— Work to complete —
Select every line containing the word "expensive" from the material, and copy those lines.

— Material supplied —
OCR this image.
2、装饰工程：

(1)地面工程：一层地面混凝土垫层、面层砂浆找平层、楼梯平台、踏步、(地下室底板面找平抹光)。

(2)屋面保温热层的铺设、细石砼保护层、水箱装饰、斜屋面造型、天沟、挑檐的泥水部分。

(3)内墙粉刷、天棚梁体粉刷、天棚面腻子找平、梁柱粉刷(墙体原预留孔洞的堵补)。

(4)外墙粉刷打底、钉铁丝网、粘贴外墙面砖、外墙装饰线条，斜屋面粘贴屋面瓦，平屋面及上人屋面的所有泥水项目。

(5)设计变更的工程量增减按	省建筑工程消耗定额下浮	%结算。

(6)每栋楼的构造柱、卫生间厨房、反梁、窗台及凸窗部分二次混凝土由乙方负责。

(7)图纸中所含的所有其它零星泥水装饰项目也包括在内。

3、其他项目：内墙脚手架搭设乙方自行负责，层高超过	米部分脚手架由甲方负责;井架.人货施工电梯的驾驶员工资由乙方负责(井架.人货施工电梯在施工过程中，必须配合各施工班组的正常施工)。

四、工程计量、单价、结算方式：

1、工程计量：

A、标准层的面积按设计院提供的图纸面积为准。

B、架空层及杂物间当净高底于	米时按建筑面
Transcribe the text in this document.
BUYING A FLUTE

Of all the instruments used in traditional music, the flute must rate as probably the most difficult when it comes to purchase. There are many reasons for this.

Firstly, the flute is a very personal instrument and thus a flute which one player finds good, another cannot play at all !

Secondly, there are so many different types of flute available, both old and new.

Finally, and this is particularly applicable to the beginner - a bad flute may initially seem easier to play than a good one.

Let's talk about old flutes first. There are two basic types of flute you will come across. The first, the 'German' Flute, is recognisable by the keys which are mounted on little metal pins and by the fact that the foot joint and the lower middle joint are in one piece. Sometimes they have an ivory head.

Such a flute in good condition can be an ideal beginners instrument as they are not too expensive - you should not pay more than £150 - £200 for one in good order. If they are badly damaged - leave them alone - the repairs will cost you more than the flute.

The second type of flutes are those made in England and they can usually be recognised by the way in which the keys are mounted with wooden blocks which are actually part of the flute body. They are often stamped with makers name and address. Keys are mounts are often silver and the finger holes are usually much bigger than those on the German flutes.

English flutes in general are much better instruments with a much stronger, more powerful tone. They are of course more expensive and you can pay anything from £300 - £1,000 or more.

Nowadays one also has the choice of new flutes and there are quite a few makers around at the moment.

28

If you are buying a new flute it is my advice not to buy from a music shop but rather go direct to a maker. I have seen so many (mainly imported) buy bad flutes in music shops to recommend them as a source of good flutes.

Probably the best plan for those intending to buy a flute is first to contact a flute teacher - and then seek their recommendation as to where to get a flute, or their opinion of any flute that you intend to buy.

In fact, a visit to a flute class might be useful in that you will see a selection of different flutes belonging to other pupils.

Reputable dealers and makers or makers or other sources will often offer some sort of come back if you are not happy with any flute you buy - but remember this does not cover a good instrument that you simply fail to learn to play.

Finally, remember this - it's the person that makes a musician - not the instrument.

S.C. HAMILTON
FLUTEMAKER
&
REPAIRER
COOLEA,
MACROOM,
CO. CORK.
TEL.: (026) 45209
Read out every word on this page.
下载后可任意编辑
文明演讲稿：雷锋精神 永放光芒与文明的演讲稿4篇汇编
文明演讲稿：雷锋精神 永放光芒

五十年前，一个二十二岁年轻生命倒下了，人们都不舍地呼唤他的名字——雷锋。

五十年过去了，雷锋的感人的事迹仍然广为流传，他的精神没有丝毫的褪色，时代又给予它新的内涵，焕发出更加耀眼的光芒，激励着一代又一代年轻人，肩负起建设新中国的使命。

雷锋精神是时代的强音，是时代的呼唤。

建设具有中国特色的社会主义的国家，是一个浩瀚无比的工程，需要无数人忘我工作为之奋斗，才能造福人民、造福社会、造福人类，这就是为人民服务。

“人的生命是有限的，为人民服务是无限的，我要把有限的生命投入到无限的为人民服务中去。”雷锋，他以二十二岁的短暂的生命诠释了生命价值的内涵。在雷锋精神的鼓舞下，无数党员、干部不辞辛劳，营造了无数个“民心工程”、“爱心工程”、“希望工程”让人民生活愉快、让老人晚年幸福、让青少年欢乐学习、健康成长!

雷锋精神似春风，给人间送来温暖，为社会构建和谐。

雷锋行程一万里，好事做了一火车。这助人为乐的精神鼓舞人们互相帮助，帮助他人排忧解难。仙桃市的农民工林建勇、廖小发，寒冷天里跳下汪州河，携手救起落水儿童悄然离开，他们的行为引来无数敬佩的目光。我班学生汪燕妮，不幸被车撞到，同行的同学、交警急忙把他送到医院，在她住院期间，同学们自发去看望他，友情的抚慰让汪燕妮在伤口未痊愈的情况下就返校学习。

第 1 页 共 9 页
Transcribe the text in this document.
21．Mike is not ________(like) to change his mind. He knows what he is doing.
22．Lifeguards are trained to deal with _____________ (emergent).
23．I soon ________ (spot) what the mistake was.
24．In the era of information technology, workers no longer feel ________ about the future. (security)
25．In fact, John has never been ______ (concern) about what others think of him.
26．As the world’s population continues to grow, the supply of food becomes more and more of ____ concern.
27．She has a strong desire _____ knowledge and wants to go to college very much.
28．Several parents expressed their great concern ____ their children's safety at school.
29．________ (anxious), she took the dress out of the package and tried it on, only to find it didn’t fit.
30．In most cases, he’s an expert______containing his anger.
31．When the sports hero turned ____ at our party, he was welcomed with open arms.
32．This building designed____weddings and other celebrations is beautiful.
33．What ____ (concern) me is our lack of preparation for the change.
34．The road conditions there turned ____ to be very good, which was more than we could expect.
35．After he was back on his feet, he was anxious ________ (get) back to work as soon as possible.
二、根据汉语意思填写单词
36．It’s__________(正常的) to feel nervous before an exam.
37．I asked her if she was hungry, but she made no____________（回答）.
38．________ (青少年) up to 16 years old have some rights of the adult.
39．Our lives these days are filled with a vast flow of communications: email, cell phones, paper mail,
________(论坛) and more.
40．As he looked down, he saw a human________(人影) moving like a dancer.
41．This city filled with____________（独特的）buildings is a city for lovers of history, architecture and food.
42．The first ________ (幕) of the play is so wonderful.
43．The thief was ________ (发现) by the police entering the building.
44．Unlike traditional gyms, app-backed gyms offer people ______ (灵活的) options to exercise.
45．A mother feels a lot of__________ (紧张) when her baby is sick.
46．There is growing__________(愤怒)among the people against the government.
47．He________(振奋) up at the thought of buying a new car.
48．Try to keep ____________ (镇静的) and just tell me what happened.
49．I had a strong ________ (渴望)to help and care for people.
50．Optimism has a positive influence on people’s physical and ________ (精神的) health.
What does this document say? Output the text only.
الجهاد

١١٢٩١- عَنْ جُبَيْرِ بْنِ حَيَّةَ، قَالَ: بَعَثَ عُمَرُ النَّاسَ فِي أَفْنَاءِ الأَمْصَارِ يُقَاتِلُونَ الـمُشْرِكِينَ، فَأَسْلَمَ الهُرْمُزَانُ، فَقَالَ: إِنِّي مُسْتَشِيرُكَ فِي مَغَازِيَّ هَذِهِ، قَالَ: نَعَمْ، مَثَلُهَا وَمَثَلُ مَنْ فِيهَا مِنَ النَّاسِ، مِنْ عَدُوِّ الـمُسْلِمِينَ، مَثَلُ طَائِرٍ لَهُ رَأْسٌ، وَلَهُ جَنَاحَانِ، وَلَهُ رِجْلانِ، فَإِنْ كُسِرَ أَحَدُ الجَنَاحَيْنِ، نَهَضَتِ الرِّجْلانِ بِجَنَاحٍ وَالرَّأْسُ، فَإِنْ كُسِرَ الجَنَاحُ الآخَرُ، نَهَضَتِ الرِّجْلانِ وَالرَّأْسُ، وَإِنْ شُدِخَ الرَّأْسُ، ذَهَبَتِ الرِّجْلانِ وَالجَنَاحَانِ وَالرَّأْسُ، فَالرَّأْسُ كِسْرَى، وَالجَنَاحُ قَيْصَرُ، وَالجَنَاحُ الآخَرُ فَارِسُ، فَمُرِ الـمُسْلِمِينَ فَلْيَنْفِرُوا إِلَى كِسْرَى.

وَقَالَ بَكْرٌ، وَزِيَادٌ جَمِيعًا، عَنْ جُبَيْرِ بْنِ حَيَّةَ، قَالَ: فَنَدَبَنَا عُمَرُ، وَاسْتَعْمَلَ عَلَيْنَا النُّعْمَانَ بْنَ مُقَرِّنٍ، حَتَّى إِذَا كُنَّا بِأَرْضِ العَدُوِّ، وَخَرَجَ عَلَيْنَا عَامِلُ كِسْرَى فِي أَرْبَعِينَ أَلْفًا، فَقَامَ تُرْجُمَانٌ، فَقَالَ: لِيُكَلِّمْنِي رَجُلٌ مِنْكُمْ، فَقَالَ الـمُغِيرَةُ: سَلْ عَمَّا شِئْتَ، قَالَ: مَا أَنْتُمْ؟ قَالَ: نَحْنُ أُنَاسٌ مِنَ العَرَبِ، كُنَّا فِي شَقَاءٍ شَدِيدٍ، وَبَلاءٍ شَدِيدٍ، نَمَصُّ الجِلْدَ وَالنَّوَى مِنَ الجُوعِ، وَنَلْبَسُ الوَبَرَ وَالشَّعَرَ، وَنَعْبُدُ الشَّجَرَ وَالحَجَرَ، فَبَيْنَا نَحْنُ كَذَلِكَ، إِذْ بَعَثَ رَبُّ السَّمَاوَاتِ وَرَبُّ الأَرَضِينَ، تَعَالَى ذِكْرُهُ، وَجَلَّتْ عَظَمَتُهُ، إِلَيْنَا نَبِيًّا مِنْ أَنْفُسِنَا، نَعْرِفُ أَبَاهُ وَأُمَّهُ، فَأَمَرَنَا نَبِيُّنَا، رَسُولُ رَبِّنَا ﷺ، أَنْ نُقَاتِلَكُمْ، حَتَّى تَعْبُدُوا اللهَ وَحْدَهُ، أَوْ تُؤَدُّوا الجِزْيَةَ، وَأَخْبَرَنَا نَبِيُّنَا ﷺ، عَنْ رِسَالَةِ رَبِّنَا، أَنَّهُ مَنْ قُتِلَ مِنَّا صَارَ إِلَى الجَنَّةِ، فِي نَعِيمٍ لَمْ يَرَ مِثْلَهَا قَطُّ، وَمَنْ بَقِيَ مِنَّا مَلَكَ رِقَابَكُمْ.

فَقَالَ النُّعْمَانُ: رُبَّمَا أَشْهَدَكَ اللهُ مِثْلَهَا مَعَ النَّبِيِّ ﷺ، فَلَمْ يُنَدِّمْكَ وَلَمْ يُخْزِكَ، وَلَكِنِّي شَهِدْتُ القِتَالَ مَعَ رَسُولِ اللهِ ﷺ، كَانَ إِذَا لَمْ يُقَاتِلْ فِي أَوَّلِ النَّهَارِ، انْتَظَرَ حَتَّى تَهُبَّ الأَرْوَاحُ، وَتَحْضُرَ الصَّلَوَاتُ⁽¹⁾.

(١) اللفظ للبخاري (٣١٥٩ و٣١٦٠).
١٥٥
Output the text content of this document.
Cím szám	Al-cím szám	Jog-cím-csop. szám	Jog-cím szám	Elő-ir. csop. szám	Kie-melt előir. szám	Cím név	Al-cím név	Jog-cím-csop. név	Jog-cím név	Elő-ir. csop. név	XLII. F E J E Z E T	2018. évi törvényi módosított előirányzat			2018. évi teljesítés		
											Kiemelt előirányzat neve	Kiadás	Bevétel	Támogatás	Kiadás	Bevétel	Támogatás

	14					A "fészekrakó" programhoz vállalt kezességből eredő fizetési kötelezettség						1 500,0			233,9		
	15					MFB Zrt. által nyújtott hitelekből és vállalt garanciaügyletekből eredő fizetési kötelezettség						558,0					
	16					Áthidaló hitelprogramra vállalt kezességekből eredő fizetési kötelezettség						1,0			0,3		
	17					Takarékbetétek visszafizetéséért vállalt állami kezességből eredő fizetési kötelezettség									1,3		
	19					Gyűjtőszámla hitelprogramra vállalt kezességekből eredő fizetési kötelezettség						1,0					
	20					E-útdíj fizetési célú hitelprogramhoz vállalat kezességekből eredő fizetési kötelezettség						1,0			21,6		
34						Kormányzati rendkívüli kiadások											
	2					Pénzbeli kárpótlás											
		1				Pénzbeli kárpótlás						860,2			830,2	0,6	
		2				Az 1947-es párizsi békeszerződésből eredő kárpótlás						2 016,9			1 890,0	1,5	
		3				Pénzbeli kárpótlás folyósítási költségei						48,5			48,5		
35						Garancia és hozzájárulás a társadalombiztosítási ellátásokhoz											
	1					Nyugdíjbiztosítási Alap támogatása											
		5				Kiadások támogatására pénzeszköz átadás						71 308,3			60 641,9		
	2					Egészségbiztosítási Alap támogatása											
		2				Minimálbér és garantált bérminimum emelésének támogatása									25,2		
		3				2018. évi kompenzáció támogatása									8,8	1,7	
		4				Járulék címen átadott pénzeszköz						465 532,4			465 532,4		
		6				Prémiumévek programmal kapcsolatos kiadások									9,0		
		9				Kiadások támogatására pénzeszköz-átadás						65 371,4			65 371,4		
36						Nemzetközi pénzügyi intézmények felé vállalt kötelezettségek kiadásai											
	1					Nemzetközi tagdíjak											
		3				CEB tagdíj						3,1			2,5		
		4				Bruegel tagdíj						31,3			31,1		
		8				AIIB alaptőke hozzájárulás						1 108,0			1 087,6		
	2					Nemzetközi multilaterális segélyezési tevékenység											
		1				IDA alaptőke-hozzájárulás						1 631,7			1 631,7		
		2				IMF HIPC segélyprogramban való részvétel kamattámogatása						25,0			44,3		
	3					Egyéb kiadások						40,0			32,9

— Result for this task —
Such a flute in good condition can be an ideal beginners instrument as they are not too expensive - you should not pay more than £150 - £200 for one in good order. If they are badly damaged - leave them alone - the repairs will cost you more than the flute.
English flutes in general are much better instruments with a much stronger, more powerful tone. They are of course more expensive and you can pay anything from £300 - £1,000 or more.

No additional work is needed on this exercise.